[Dataset records]
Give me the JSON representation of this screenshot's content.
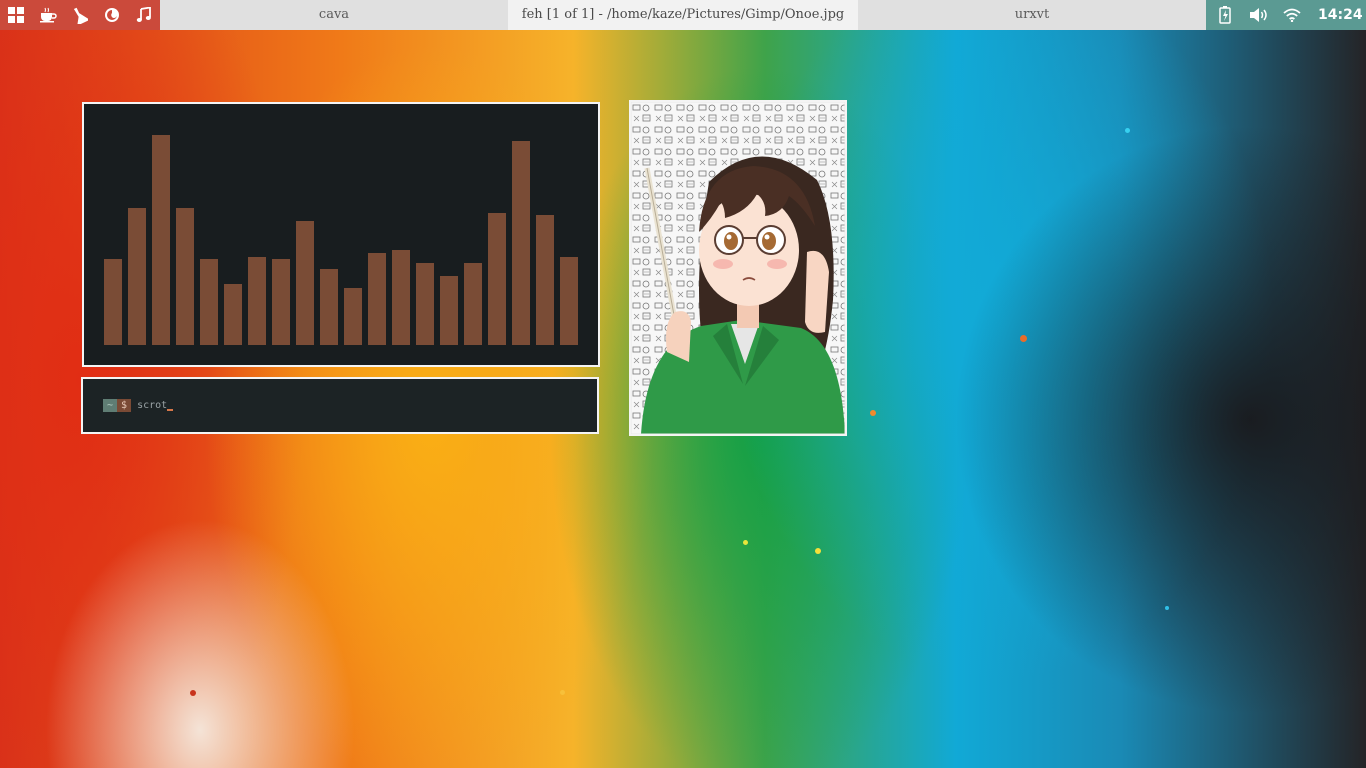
{
  "launcher": {
    "items": [
      {
        "name": "apps-grid-icon"
      },
      {
        "name": "coffee-cup-icon"
      },
      {
        "name": "flask-icon"
      },
      {
        "name": "firefox-icon"
      },
      {
        "name": "music-note-icon"
      }
    ]
  },
  "taskbar": {
    "tasks": [
      {
        "label": "cava"
      },
      {
        "label": "feh [1 of 1] - /home/kaze/Pictures/Gimp/Onoe.jpg"
      },
      {
        "label": "urxvt"
      }
    ]
  },
  "tray": {
    "battery_icon": "battery-charging-icon",
    "volume_icon": "volume-icon",
    "wifi_icon": "wifi-icon",
    "clock": "14:24"
  },
  "cava": {
    "bar_color": "#7a4c36",
    "levels": [
      0.41,
      0.65,
      1.0,
      0.65,
      0.41,
      0.29,
      0.42,
      0.41,
      0.59,
      0.36,
      0.27,
      0.44,
      0.45,
      0.39,
      0.33,
      0.39,
      0.63,
      0.97,
      0.62,
      0.42
    ]
  },
  "terminal": {
    "prompt_dir": "~",
    "prompt_sign": "$",
    "command": "scrot"
  },
  "colors": {
    "launcher_bg": "#cb4a3b",
    "tray_bg": "#5b9a93",
    "taskbar_bg": "#e0e0e0",
    "active_task_bg": "#f2f2f2",
    "terminal_bg": "#181d1f"
  }
}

--- Task to carry out ---
Return each line among the entries that holds the word "icon".

--- Solved problem ---
        "name": "apps-grid-icon"
        "name": "coffee-cup-icon"
        "name": "flask-icon"
        "name": "firefox-icon"
        "name": "music-note-icon"
    "battery_icon": "battery-charging-icon",
    "volume_icon": "volume-icon",
    "wifi_icon": "wifi-icon",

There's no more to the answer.